• [CHALLENGE]: Word for word, set down the records and skip each picture.

• [Extracted data entries]:
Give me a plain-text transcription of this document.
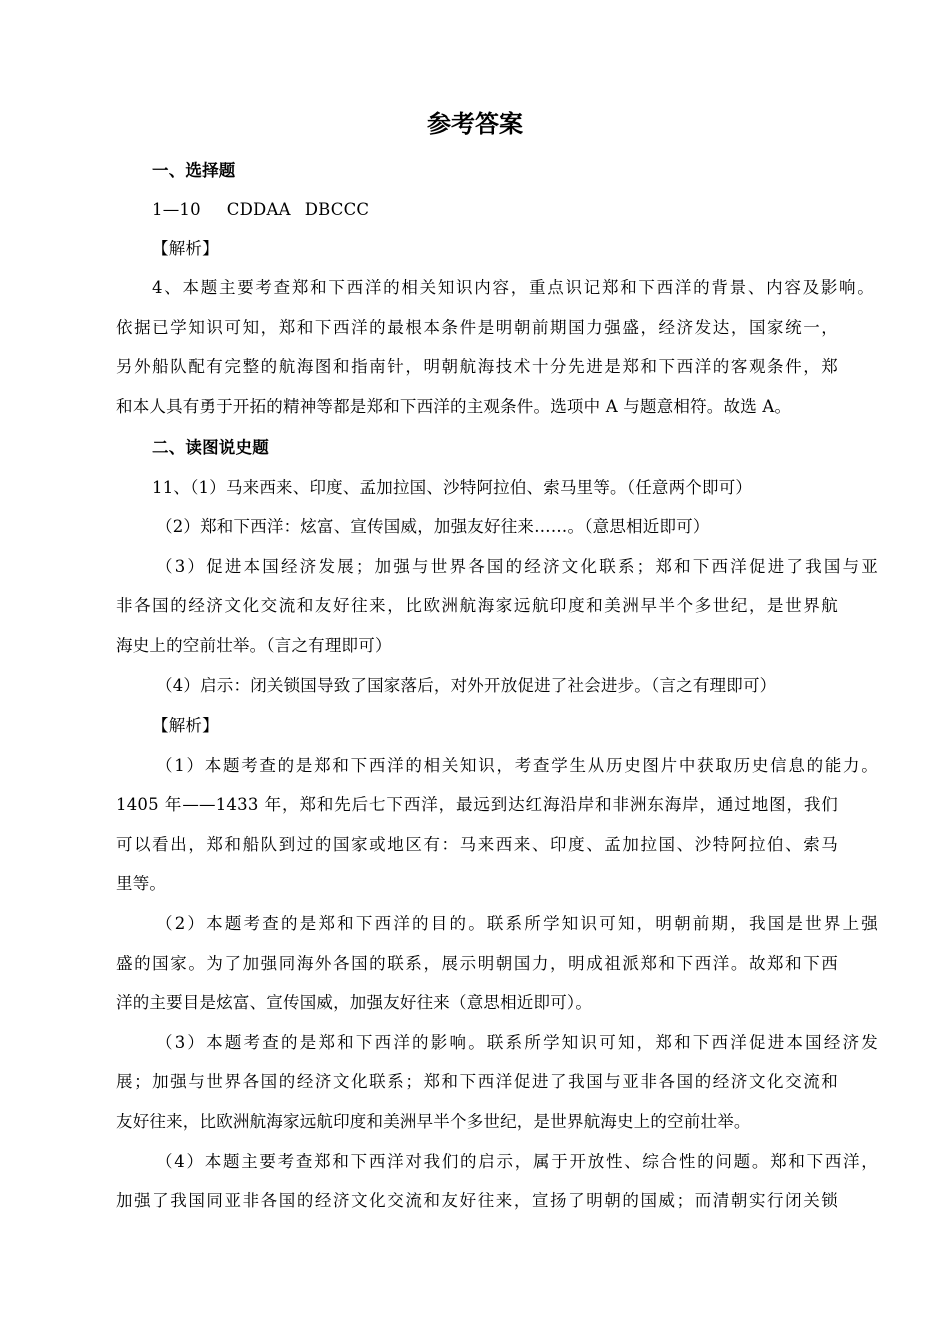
参考答案
一、选择题
1—10 CDDAA DBCCC
【解析】
4、本题主要考查郑和下西洋的相关知识内容，重点识记郑和下西洋的背景、内容及影响。
依据已学知识可知，郑和下西洋的最根本条件是明朝前期国力强盛，经济发达，国家统一，
另外船队配有完整的航海图和指南针，明朝航海技术十分先进是郑和下西洋的客观条件，郑
和本人具有勇于开拓的精神等都是郑和下西洋的主观条件。选项中 A 与题意相符。故选 A。
二、读图说史题
11、（1）马来西来、印度、孟加拉国、沙特阿拉伯、索马里等。（任意两个即可）
（2）郑和下西洋：炫富、宣传国威，加强友好往来……。（意思相近即可）
（3）促进本国经济发展；加强与世界各国的经济文化联系；郑和下西洋促进了我国与亚
非各国的经济文化交流和友好往来，比欧洲航海家远航印度和美洲早半个多世纪，是世界航
海史上的空前壮举。（言之有理即可）
（4）启示：闭关锁国导致了国家落后，对外开放促进了社会进步。（言之有理即可）
【解析】
（1）本题考查的是郑和下西洋的相关知识，考查学生从历史图片中获取历史信息的能力。
1405 年——1433 年，郑和先后七下西洋，最远到达红海沿岸和非洲东海岸，通过地图，我们
可以看出，郑和船队到过的国家或地区有：马来西来、印度、孟加拉国、沙特阿拉伯、索马
里等。
（2）本题考查的是郑和下西洋的目的。联系所学知识可知，明朝前期，我国是世界上强
盛的国家。为了加强同海外各国的联系，展示明朝国力，明成祖派郑和下西洋。故郑和下西
洋的主要目是炫富、宣传国威，加强友好往来（意思相近即可）。
（3）本题考查的是郑和下西洋的影响。联系所学知识可知，郑和下西洋促进本国经济发
展；加强与世界各国的经济文化联系；郑和下西洋促进了我国与亚非各国的经济文化交流和
友好往来，比欧洲航海家远航印度和美洲早半个多世纪，是世界航海史上的空前壮举。
（4）本题主要考查郑和下西洋对我们的启示，属于开放性、综合性的问题。郑和下西洋，
加强了我国同亚非各国的经济文化交流和友好往来，宣扬了明朝的国威；而清朝实行闭关锁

• [ANSWER TO THE PROBLEM]:
Give me a plain-text transcription of this document.
参考答案
一、选择题
1—10 CDDAA DBCCC
【解析】
4、本题主要考查郑和下西洋的相关知识内容，重点识记郑和下西洋的背景、内容及影响。
依据已学知识可知，郑和下西洋的最根本条件是明朝前期国力强盛，经济发达，国家统一，
另外船队配有完整的航海图和指南针，明朝航海技术十分先进是郑和下西洋的客观条件，郑
和本人具有勇于开拓的精神等都是郑和下西洋的主观条件。选项中 A 与题意相符。故选 A。
二、读图说史题
11、（1）马来西来、印度、孟加拉国、沙特阿拉伯、索马里等。（任意两个即可）
（2）郑和下西洋：炫富、宣传国威，加强友好往来……。（意思相近即可）
（3）促进本国经济发展；加强与世界各国的经济文化联系；郑和下西洋促进了我国与亚
非各国的经济文化交流和友好往来，比欧洲航海家远航印度和美洲早半个多世纪，是世界航
海史上的空前壮举。（言之有理即可）
（4）启示：闭关锁国导致了国家落后，对外开放促进了社会进步。（言之有理即可）
【解析】
（1）本题考查的是郑和下西洋的相关知识，考查学生从历史图片中获取历史信息的能力。
1405 年——1433 年，郑和先后七下西洋，最远到达红海沿岸和非洲东海岸，通过地图，我们
可以看出，郑和船队到过的国家或地区有：马来西来、印度、孟加拉国、沙特阿拉伯、索马
里等。
（2）本题考查的是郑和下西洋的目的。联系所学知识可知，明朝前期，我国是世界上强
盛的国家。为了加强同海外各国的联系，展示明朝国力，明成祖派郑和下西洋。故郑和下西
洋的主要目是炫富、宣传国威，加强友好往来（意思相近即可）。
（3）本题考查的是郑和下西洋的影响。联系所学知识可知，郑和下西洋促进本国经济发
展；加强与世界各国的经济文化联系；郑和下西洋促进了我国与亚非各国的经济文化交流和
友好往来，比欧洲航海家远航印度和美洲早半个多世纪，是世界航海史上的空前壮举。
（4）本题主要考查郑和下西洋对我们的启示，属于开放性、综合性的问题。郑和下西洋，
加强了我国同亚非各国的经济文化交流和友好往来，宣扬了明朝的国威；而清朝实行闭关锁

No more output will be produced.